[SHORT TASK]
Copy each line below without leaving any out.

· · · ·

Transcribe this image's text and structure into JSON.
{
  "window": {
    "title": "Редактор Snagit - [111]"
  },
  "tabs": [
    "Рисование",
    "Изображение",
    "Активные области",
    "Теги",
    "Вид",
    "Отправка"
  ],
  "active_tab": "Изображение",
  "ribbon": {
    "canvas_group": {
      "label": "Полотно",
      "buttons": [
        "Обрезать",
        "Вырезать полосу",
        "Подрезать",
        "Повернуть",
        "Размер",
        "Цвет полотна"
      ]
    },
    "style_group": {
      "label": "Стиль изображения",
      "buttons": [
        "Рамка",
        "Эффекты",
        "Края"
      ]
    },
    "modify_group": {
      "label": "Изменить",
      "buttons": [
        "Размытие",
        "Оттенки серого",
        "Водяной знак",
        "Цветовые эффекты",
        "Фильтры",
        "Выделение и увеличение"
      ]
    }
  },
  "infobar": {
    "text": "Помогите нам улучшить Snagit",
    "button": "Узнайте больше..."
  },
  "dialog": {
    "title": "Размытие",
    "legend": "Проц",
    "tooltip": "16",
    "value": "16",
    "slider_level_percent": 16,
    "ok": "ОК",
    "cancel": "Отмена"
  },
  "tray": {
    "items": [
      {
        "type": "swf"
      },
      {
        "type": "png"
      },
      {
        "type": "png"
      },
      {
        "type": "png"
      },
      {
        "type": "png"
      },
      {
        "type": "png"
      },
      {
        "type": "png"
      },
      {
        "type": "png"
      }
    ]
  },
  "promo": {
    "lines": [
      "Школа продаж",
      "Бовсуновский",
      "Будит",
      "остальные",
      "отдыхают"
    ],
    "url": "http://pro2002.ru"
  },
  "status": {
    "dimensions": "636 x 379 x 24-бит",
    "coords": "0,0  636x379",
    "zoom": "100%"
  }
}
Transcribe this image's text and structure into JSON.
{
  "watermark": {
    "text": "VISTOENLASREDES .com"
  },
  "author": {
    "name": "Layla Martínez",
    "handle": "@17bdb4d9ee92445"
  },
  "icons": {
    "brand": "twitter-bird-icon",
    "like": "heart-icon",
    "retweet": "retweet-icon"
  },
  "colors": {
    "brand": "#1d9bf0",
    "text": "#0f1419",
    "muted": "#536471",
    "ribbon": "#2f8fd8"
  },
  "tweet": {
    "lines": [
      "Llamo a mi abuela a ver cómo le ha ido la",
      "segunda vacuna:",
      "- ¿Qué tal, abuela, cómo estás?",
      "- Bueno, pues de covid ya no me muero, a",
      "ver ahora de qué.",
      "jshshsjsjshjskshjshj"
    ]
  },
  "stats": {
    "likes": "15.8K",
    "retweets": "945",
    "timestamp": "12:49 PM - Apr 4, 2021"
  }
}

· · · ·

[THE RESPONSE]
Transcribe this image's text and structure into JSON.
{
  "window": {
    "title": "Редактор Snagit - [111]"
  },
  "tabs": [
    "Рисование",
    "Изображение",
    "Активные области",
    "Теги",
    "Вид",
    "Отправка"
  ],
  "active_tab": "Изображение",
  "ribbon": {
    "canvas_group": {
      "label": "Полотно",
      "buttons": [
        "Обрезать",
        "Вырезать полосу",
        "Подрезать",
        "Повернуть",
        "Размер",
        "Цвет полотна"
      ]
    },
    "style_group": {
      "label": "Стиль изображения",
      "buttons": [
        "Рамка",
        "Эффекты",
        "Края"
      ]
    },
    "modify_group": {
      "label": "Изменить",
      "buttons": [
        "Размытие",
        "Оттенки серого",
        "Водяной знак",
        "Цветовые эффекты",
        "Фильтры",
        "Выделение и увеличение"
      ]
    }
  },
  "infobar": {
    "text": "Помогите нам улучшить Snagit",
    "button": "Узнайте больше..."
  },
  "dialog": {
    "title": "Размытие",
    "legend": "Проц",
    "tooltip": "16",
    "value": "16",
    "slider_level_percent": 16,
    "ok": "ОК",
    "cancel": "Отмена"
  },
  "tray": {
    "items": [
      {
        "type": "swf"
      },
      {
        "type": "png"
      },
      {
        "type": "png"
      },
      {
        "type": "png"
      },
      {
        "type": "png"
      },
      {
        "type": "png"
      },
      {
        "type": "png"
      },
      {
        "type": "png"
      }
    ]
  },
  "promo": {
    "lines": [
      "Школа продаж",
      "Бовсуновский",
      "Будит",
      "остальные",
      "отдыхают"
    ],
    "url": "http://pro2002.ru"
  },
  "status": {
    "dimensions": "636 x 379 x 24-бит",
    "coords": "0,0  636x379",
    "zoom": "100%"
  }
}
Transcribe this image's text and structure into JSON.
{
  "watermark": {
    "text": "VISTOENLASREDES .com"
  },
  "author": {
    "name": "Layla Martínez",
    "handle": "@17bdb4d9ee92445"
  },
  "icons": {
    "brand": "twitter-bird-icon",
    "like": "heart-icon",
    "retweet": "retweet-icon"
  },
  "colors": {
    "brand": "#1d9bf0",
    "text": "#0f1419",
    "muted": "#536471",
    "ribbon": "#2f8fd8"
  },
  "tweet": {
    "lines": [
      "Llamo a mi abuela a ver cómo le ha ido la",
      "segunda vacuna:",
      "- ¿Qué tal, abuela, cómo estás?",
      "- Bueno, pues de covid ya no me muero, a",
      "ver ahora de qué.",
      "jshshsjsjshjskshjshj"
    ]
  },
  "stats": {
    "likes": "15.8K",
    "retweets": "945",
    "timestamp": "12:49 PM - Apr 4, 2021"
  }
}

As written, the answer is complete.